• Records shown
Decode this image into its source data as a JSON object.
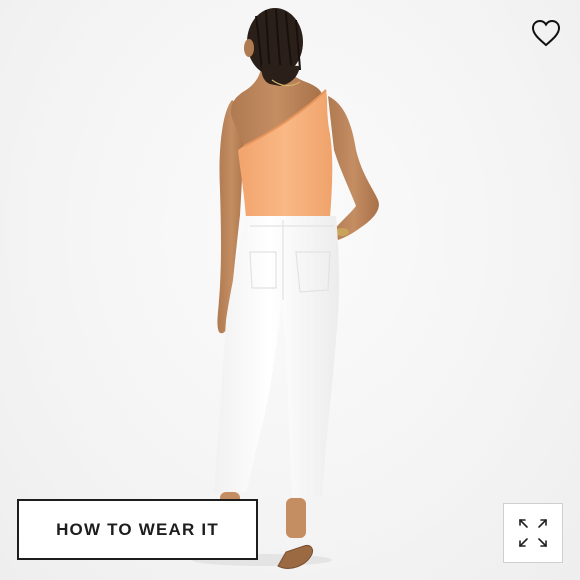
{
  "image": {
    "subject": "model-back-view",
    "top_color": "#f7b07a",
    "pants_color": "#ffffff",
    "background_color": "#f3f3f3"
  },
  "wishlist": {
    "icon": "heart-outline-icon"
  },
  "how_to_wear": {
    "label": "HOW TO WEAR IT"
  },
  "expand": {
    "icon": "expand-arrows-icon"
  }
}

• Task description
All entries must be written out again exactly as given, with no pictures in the copy.

• Final answer
Decode this image into its source data as a JSON object.
{
  "image": {
    "subject": "model-back-view",
    "top_color": "#f7b07a",
    "pants_color": "#ffffff",
    "background_color": "#f3f3f3"
  },
  "wishlist": {
    "icon": "heart-outline-icon"
  },
  "how_to_wear": {
    "label": "HOW TO WEAR IT"
  },
  "expand": {
    "icon": "expand-arrows-icon"
  }
}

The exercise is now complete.